Task description: Below is some material; transcribe all of it exactly.

***

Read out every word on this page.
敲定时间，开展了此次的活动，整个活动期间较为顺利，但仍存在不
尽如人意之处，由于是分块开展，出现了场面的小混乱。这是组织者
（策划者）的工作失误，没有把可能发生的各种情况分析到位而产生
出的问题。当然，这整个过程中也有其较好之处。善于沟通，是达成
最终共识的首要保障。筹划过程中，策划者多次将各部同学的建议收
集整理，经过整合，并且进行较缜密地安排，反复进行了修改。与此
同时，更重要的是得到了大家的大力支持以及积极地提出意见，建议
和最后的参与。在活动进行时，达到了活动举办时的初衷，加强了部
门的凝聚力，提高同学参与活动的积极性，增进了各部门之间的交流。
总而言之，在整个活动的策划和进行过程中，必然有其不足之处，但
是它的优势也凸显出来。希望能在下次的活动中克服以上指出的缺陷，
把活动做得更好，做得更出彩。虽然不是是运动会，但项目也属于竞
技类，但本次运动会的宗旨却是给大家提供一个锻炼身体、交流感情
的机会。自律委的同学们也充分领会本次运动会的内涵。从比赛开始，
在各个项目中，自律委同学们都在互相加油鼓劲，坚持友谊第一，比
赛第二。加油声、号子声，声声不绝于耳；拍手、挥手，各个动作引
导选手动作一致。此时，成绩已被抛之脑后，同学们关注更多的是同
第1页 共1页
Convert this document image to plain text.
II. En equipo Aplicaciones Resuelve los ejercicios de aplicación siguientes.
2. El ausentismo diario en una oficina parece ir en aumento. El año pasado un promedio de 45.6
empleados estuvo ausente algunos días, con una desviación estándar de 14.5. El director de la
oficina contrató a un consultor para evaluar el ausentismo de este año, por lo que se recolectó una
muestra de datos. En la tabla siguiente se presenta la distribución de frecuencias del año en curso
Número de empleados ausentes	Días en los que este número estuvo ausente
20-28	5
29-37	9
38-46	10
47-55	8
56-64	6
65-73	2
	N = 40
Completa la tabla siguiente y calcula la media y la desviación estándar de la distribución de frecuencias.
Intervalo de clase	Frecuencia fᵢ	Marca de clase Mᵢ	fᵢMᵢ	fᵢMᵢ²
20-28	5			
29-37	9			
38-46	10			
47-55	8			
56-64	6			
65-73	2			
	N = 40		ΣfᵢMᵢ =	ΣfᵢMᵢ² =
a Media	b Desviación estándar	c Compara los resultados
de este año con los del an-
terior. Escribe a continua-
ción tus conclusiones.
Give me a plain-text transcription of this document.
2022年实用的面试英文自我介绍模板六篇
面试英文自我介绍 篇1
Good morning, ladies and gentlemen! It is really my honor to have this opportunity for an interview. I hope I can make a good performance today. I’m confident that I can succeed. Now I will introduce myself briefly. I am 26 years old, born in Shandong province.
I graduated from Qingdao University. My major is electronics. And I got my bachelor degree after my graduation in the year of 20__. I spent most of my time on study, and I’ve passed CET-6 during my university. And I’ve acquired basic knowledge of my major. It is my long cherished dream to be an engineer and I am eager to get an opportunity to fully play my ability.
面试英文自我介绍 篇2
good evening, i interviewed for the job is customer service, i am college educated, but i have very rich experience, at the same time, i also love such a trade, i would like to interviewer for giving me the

***

The completed task:
Read out every word on this page.
敲定时间，开展了此次的活动，整个活动期间较为顺利，但仍存在不
尽如人意之处，由于是分块开展，出现了场面的小混乱。这是组织者
（策划者）的工作失误，没有把可能发生的各种情况分析到位而产生
出的问题。当然，这整个过程中也有其较好之处。善于沟通，是达成
最终共识的首要保障。筹划过程中，策划者多次将各部同学的建议收
集整理，经过整合，并且进行较缜密地安排，反复进行了修改。与此
同时，更重要的是得到了大家的大力支持以及积极地提出意见，建议
和最后的参与。在活动进行时，达到了活动举办时的初衷，加强了部
门的凝聚力，提高同学参与活动的积极性，增进了各部门之间的交流。
总而言之，在整个活动的策划和进行过程中，必然有其不足之处，但
是它的优势也凸显出来。希望能在下次的活动中克服以上指出的缺陷，
把活动做得更好，做得更出彩。虽然不是是运动会，但项目也属于竞
技类，但本次运动会的宗旨却是给大家提供一个锻炼身体、交流感情
的机会。自律委的同学们也充分领会本次运动会的内涵。从比赛开始，
在各个项目中，自律委同学们都在互相加油鼓劲，坚持友谊第一，比
赛第二。加油声、号子声，声声不绝于耳；拍手、挥手，各个动作引
导选手动作一致。此时，成绩已被抛之脑后，同学们关注更多的是同
第1页 共1页
Convert this document image to plain text.
II. En equipo Aplicaciones Resuelve los ejercicios de aplicación siguientes.
2. El ausentismo diario en una oficina parece ir en aumento. El año pasado un promedio de 45.6
empleados estuvo ausente algunos días, con una desviación estándar de 14.5. El director de la
oficina contrató a un consultor para evaluar el ausentismo de este año, por lo que se recolectó una
muestra de datos. En la tabla siguiente se presenta la distribución de frecuencias del año en curso
Número de empleados ausentes	Días en los que este número estuvo ausente
20-28	5
29-37	9
38-46	10
47-55	8
56-64	6
65-73	2
	N = 40
Completa la tabla siguiente y calcula la media y la desviación estándar de la distribución de frecuencias.
Intervalo de clase	Frecuencia fᵢ	Marca de clase Mᵢ	fᵢMᵢ	fᵢMᵢ²
20-28	5			
29-37	9			
38-46	10			
47-55	8			
56-64	6			
65-73	2			
	N = 40		ΣfᵢMᵢ =	ΣfᵢMᵢ² =
a Media	b Desviación estándar	c Compara los resultados
de este año con los del an-
terior. Escribe a continua-
ción tus conclusiones.
Give me a plain-text transcription of this document.
2022年实用的面试英文自我介绍模板六篇
面试英文自我介绍 篇1
Good morning, ladies and gentlemen! It is really my honor to have this opportunity for an interview. I hope I can make a good performance today. I’m confident that I can succeed. Now I will introduce myself briefly. I am 26 years old, born in Shandong province.
I graduated from Qingdao University. My major is electronics. And I got my bachelor degree after my graduation in the year of 20__. I spent most of my time on study, and I’ve passed CET-6 during my university. And I’ve acquired basic knowledge of my major. It is my long cherished dream to be an engineer and I am eager to get an opportunity to fully play my ability.
面试英文自我介绍 篇2
good evening, i interviewed for the job is customer service, i am college educated, but i have very rich experience, at the same time, i also love such a trade, i would like to interviewer for giving me the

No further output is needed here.